## DESCRIPTION OF THE TASK
Each entry must be reproduced precisely as it stands.

## SUPPLIED DATA
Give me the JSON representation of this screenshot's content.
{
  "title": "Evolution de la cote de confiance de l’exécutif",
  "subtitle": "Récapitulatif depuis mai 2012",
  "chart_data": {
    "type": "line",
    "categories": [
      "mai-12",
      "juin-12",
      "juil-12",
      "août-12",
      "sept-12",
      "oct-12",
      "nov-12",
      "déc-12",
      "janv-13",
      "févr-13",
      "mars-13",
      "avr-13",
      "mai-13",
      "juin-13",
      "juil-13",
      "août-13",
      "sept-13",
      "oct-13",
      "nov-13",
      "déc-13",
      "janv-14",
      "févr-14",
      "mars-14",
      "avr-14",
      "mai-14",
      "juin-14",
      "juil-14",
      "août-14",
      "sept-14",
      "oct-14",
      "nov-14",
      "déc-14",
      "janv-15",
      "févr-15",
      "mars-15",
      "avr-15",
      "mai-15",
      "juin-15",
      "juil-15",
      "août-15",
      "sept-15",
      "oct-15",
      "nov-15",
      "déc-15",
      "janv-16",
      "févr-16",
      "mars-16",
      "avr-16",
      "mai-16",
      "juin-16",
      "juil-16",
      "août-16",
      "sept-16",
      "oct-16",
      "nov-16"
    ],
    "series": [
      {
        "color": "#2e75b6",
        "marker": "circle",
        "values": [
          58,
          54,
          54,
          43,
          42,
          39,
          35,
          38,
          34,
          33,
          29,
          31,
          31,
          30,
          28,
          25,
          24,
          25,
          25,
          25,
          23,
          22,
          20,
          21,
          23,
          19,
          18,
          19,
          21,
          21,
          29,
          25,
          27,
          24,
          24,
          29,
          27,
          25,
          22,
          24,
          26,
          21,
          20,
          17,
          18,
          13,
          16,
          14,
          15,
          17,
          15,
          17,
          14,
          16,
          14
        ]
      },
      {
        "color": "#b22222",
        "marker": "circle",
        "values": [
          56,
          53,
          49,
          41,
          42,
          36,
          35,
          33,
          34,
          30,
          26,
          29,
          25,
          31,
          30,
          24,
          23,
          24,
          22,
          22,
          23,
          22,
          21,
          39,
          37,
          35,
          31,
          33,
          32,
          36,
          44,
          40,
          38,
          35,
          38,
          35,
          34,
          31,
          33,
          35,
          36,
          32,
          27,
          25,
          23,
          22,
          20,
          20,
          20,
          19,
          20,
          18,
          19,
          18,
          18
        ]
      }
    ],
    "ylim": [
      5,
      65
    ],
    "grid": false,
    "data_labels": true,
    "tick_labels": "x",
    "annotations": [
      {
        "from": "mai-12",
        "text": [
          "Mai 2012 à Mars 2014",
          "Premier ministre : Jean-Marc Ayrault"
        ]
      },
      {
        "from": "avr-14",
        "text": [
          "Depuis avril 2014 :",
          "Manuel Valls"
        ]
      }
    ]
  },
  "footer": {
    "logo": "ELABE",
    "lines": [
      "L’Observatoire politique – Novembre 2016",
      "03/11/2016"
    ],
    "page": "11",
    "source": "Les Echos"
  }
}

## WRITTEN RESPONSE
Give me the JSON representation of this screenshot's content.
{
  "title": "Evolution de la cote de confiance de l’exécutif",
  "subtitle": "Récapitulatif depuis mai 2012",
  "chart_data": {
    "type": "line",
    "categories": [
      "mai-12",
      "juin-12",
      "juil-12",
      "août-12",
      "sept-12",
      "oct-12",
      "nov-12",
      "déc-12",
      "janv-13",
      "févr-13",
      "mars-13",
      "avr-13",
      "mai-13",
      "juin-13",
      "juil-13",
      "août-13",
      "sept-13",
      "oct-13",
      "nov-13",
      "déc-13",
      "janv-14",
      "févr-14",
      "mars-14",
      "avr-14",
      "mai-14",
      "juin-14",
      "juil-14",
      "août-14",
      "sept-14",
      "oct-14",
      "nov-14",
      "déc-14",
      "janv-15",
      "févr-15",
      "mars-15",
      "avr-15",
      "mai-15",
      "juin-15",
      "juil-15",
      "août-15",
      "sept-15",
      "oct-15",
      "nov-15",
      "déc-15",
      "janv-16",
      "févr-16",
      "mars-16",
      "avr-16",
      "mai-16",
      "juin-16",
      "juil-16",
      "août-16",
      "sept-16",
      "oct-16",
      "nov-16"
    ],
    "series": [
      {
        "color": "#2e75b6",
        "marker": "circle",
        "values": [
          58,
          54,
          54,
          43,
          42,
          39,
          35,
          38,
          34,
          33,
          29,
          31,
          31,
          30,
          28,
          25,
          24,
          25,
          25,
          25,
          23,
          22,
          20,
          21,
          23,
          19,
          18,
          19,
          21,
          21,
          29,
          25,
          27,
          24,
          24,
          29,
          27,
          25,
          22,
          24,
          26,
          21,
          20,
          17,
          18,
          13,
          16,
          14,
          15,
          17,
          15,
          17,
          14,
          16,
          14
        ]
      },
      {
        "color": "#b22222",
        "marker": "circle",
        "values": [
          56,
          53,
          49,
          41,
          42,
          36,
          35,
          33,
          34,
          30,
          26,
          29,
          25,
          31,
          30,
          24,
          23,
          24,
          22,
          22,
          23,
          22,
          21,
          39,
          37,
          35,
          31,
          33,
          32,
          36,
          44,
          40,
          38,
          35,
          38,
          35,
          34,
          31,
          33,
          35,
          36,
          32,
          27,
          25,
          23,
          22,
          20,
          20,
          20,
          19,
          20,
          18,
          19,
          18,
          18
        ]
      }
    ],
    "ylim": [
      5,
      65
    ],
    "grid": false,
    "data_labels": true,
    "tick_labels": "x",
    "annotations": [
      {
        "from": "mai-12",
        "text": [
          "Mai 2012 à Mars 2014",
          "Premier ministre : Jean-Marc Ayrault"
        ]
      },
      {
        "from": "avr-14",
        "text": [
          "Depuis avril 2014 :",
          "Manuel Valls"
        ]
      }
    ]
  },
  "footer": {
    "logo": "ELABE",
    "lines": [
      "L’Observatoire politique – Novembre 2016",
      "03/11/2016"
    ],
    "page": "11",
    "source": "Les Echos"
  }
}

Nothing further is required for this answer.